**SHORT EXERCISE:** Omit all images. Write out the rest of the material exactly.

################

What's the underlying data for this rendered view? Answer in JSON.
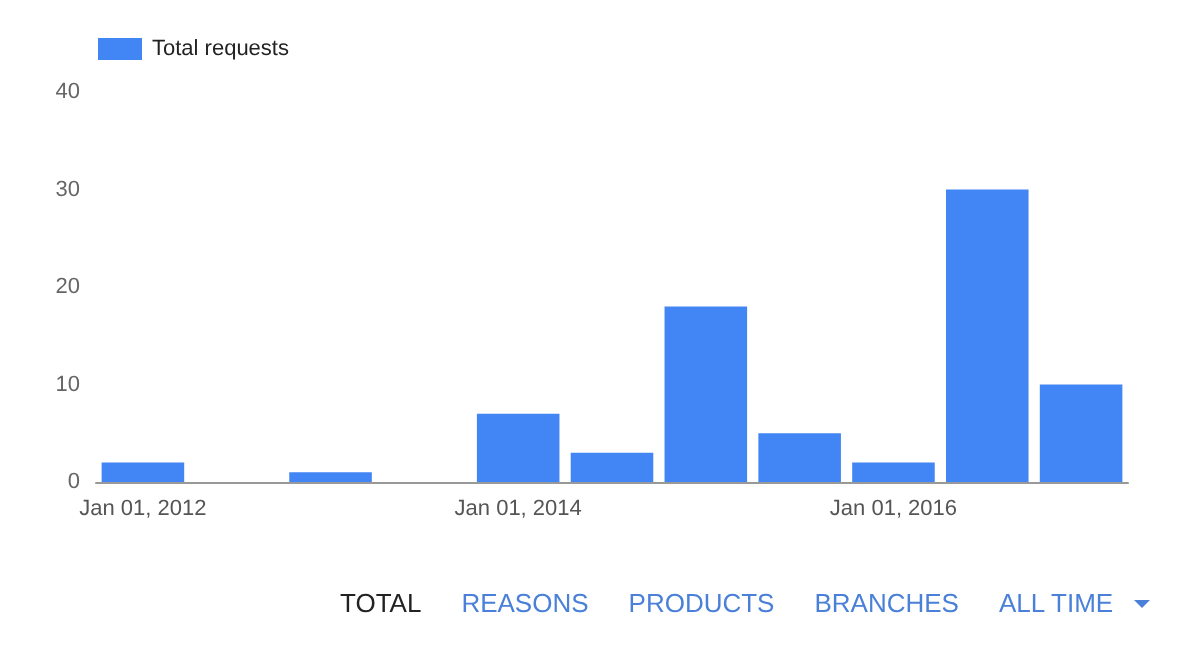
{
  "chart_data": {
    "type": "bar",
    "categories": [
      "Jan 01, 2012",
      null,
      null,
      null,
      "Jan 01, 2014",
      null,
      null,
      null,
      "Jan 01, 2016",
      null,
      null
    ],
    "series": [
      {
        "name": "Total requests",
        "color": "#4285f4",
        "values": [
          2,
          0,
          1,
          0,
          7,
          3,
          18,
          5,
          2,
          30,
          10
        ]
      }
    ],
    "ylim": [
      0,
      40
    ],
    "yticks": [
      0,
      10,
      20,
      30,
      40
    ],
    "grid": false,
    "legend": "top left",
    "annotations": [
      "TOTAL",
      "REASONS",
      "PRODUCTS",
      "BRANCHES",
      "ALL TIME"
    ]
  }
}
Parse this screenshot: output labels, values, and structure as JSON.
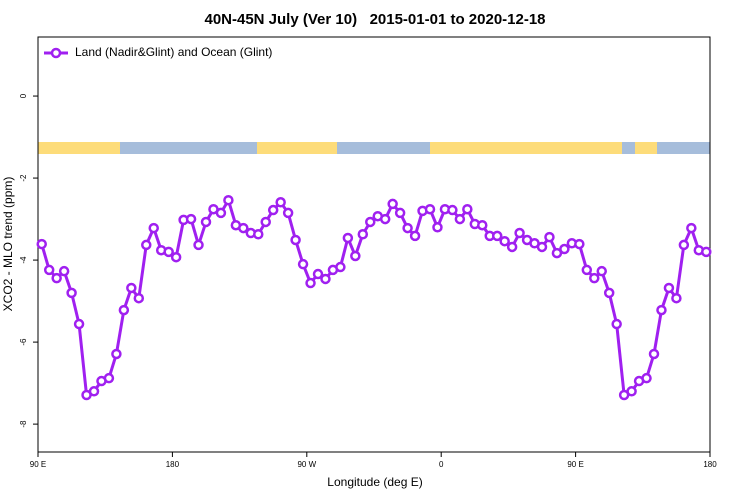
{
  "chart_data": {
    "type": "line",
    "title": "40N-45N July (Ver 10)   2015-01-01 to 2020-12-18",
    "x_label": "Longitude (deg E)",
    "y_label": "XCO2 - MLO trend (ppm)",
    "x": [
      92.5,
      97.5,
      102.5,
      107.5,
      112.5,
      117.5,
      122.5,
      127.5,
      132.5,
      137.5,
      142.5,
      147.5,
      152.5,
      157.5,
      162.5,
      167.5,
      172.5,
      177.5,
      182.5,
      187.5,
      192.5,
      197.5,
      202.5,
      207.5,
      212.5,
      217.5,
      222.5,
      227.5,
      232.5,
      237.5,
      242.5,
      247.5,
      252.5,
      257.5,
      262.5,
      267.5,
      272.5,
      277.5,
      282.5,
      287.5,
      292.5,
      297.5,
      302.5,
      307.5,
      312.5,
      317.5,
      322.5,
      327.5,
      332.5,
      337.5,
      342.5,
      347.5,
      352.5,
      357.5,
      362.5,
      367.5,
      372.5,
      377.5,
      382.5,
      387.5,
      392.5,
      397.5,
      402.5,
      407.5,
      412.5,
      417.5,
      422.5,
      427.5,
      432.5,
      437.5,
      442.5,
      447.5,
      452.5,
      457.5,
      462.5,
      467.5,
      472.5,
      477.5,
      482.5,
      487.5,
      492.5,
      497.5,
      502.5,
      507.5,
      512.5,
      517.5,
      522.5,
      527.5,
      532.5,
      537.5
    ],
    "series": [
      {
        "name": "Land (Nadir&Glint) and Ocean (Glint)",
        "color": "#a020f0",
        "values": [
          -3.61,
          -4.24,
          -4.44,
          -4.27,
          -4.8,
          -5.56,
          -7.29,
          -7.2,
          -6.95,
          -6.88,
          -6.29,
          -5.22,
          -4.68,
          -4.93,
          -3.63,
          -3.22,
          -3.76,
          -3.8,
          -3.93,
          -3.02,
          -3.0,
          -3.63,
          -3.07,
          -2.76,
          -2.85,
          -2.54,
          -3.15,
          -3.22,
          -3.34,
          -3.37,
          -3.07,
          -2.78,
          -2.59,
          -2.85,
          -3.51,
          -4.1,
          -4.56,
          -4.34,
          -4.46,
          -4.24,
          -4.17,
          -3.46,
          -3.9,
          -3.37,
          -3.07,
          -2.93,
          -3.0,
          -2.63,
          -2.85,
          -3.22,
          -3.41,
          -2.8,
          -2.76,
          -3.2,
          -2.76,
          -2.78,
          -3.0,
          -2.76,
          -3.12,
          -3.15,
          -3.41,
          -3.41,
          -3.54,
          -3.68,
          -3.34,
          -3.51,
          -3.59,
          -3.68,
          -3.44,
          -3.83,
          -3.73,
          -3.59,
          -3.61,
          -4.24,
          -4.44,
          -4.27,
          -4.8,
          -5.56,
          -7.29,
          -7.2,
          -6.95,
          -6.88,
          -6.29,
          -5.22,
          -4.68,
          -4.93,
          -3.63,
          -3.22,
          -3.76,
          -3.8
        ]
      }
    ],
    "xlim": [
      90,
      540
    ],
    "xticks": [
      {
        "value": 90,
        "label": "90 E"
      },
      180,
      {
        "value": 270,
        "label": "90 W"
      },
      {
        "value": 360,
        "label": "0"
      },
      {
        "value": 450,
        "label": "90 E"
      },
      {
        "value": 540,
        "label": "180"
      }
    ],
    "ylim": [
      -8.68,
      1.44
    ],
    "yticks": [
      -8,
      -6,
      -4,
      -2,
      0
    ],
    "legend": "topleft"
  }
}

################

**TASK RESPONSE:**
What's the underlying data for this rendered view? Answer in JSON.
{
  "chart_data": {
    "type": "bar",
    "categories": [
      "Jan 01, 2012",
      null,
      null,
      null,
      "Jan 01, 2014",
      null,
      null,
      null,
      "Jan 01, 2016",
      null,
      null
    ],
    "series": [
      {
        "name": "Total requests",
        "color": "#4285f4",
        "values": [
          2,
          0,
          1,
          0,
          7,
          3,
          18,
          5,
          2,
          30,
          10
        ]
      }
    ],
    "ylim": [
      0,
      40
    ],
    "yticks": [
      0,
      10,
      20,
      30,
      40
    ],
    "grid": false,
    "legend": "top left",
    "annotations": [
      "TOTAL",
      "REASONS",
      "PRODUCTS",
      "BRANCHES",
      "ALL TIME"
    ]
  }
}
Parse this screenshot: output labels, values, and structure as JSON.
{
  "chart_data": {
    "type": "line",
    "title": "40N-45N July (Ver 10)   2015-01-01 to 2020-12-18",
    "x_label": "Longitude (deg E)",
    "y_label": "XCO2 - MLO trend (ppm)",
    "x": [
      92.5,
      97.5,
      102.5,
      107.5,
      112.5,
      117.5,
      122.5,
      127.5,
      132.5,
      137.5,
      142.5,
      147.5,
      152.5,
      157.5,
      162.5,
      167.5,
      172.5,
      177.5,
      182.5,
      187.5,
      192.5,
      197.5,
      202.5,
      207.5,
      212.5,
      217.5,
      222.5,
      227.5,
      232.5,
      237.5,
      242.5,
      247.5,
      252.5,
      257.5,
      262.5,
      267.5,
      272.5,
      277.5,
      282.5,
      287.5,
      292.5,
      297.5,
      302.5,
      307.5,
      312.5,
      317.5,
      322.5,
      327.5,
      332.5,
      337.5,
      342.5,
      347.5,
      352.5,
      357.5,
      362.5,
      367.5,
      372.5,
      377.5,
      382.5,
      387.5,
      392.5,
      397.5,
      402.5,
      407.5,
      412.5,
      417.5,
      422.5,
      427.5,
      432.5,
      437.5,
      442.5,
      447.5,
      452.5,
      457.5,
      462.5,
      467.5,
      472.5,
      477.5,
      482.5,
      487.5,
      492.5,
      497.5,
      502.5,
      507.5,
      512.5,
      517.5,
      522.5,
      527.5,
      532.5,
      537.5
    ],
    "series": [
      {
        "name": "Land (Nadir&Glint) and Ocean (Glint)",
        "color": "#a020f0",
        "values": [
          -3.61,
          -4.24,
          -4.44,
          -4.27,
          -4.8,
          -5.56,
          -7.29,
          -7.2,
          -6.95,
          -6.88,
          -6.29,
          -5.22,
          -4.68,
          -4.93,
          -3.63,
          -3.22,
          -3.76,
          -3.8,
          -3.93,
          -3.02,
          -3.0,
          -3.63,
          -3.07,
          -2.76,
          -2.85,
          -2.54,
          -3.15,
          -3.22,
          -3.34,
          -3.37,
          -3.07,
          -2.78,
          -2.59,
          -2.85,
          -3.51,
          -4.1,
          -4.56,
          -4.34,
          -4.46,
          -4.24,
          -4.17,
          -3.46,
          -3.9,
          -3.37,
          -3.07,
          -2.93,
          -3.0,
          -2.63,
          -2.85,
          -3.22,
          -3.41,
          -2.8,
          -2.76,
          -3.2,
          -2.76,
          -2.78,
          -3.0,
          -2.76,
          -3.12,
          -3.15,
          -3.41,
          -3.41,
          -3.54,
          -3.68,
          -3.34,
          -3.51,
          -3.59,
          -3.68,
          -3.44,
          -3.83,
          -3.73,
          -3.59,
          -3.61,
          -4.24,
          -4.44,
          -4.27,
          -4.8,
          -5.56,
          -7.29,
          -7.2,
          -6.95,
          -6.88,
          -6.29,
          -5.22,
          -4.68,
          -4.93,
          -3.63,
          -3.22,
          -3.76,
          -3.8
        ]
      }
    ],
    "xlim": [
      90,
      540
    ],
    "xticks": [
      {
        "value": 90,
        "label": "90 E"
      },
      180,
      {
        "value": 270,
        "label": "90 W"
      },
      {
        "value": 360,
        "label": "0"
      },
      {
        "value": 450,
        "label": "90 E"
      },
      {
        "value": 540,
        "label": "180"
      }
    ],
    "ylim": [
      -8.68,
      1.44
    ],
    "yticks": [
      -8,
      -6,
      -4,
      -2,
      0
    ],
    "legend": "topleft"
  }
}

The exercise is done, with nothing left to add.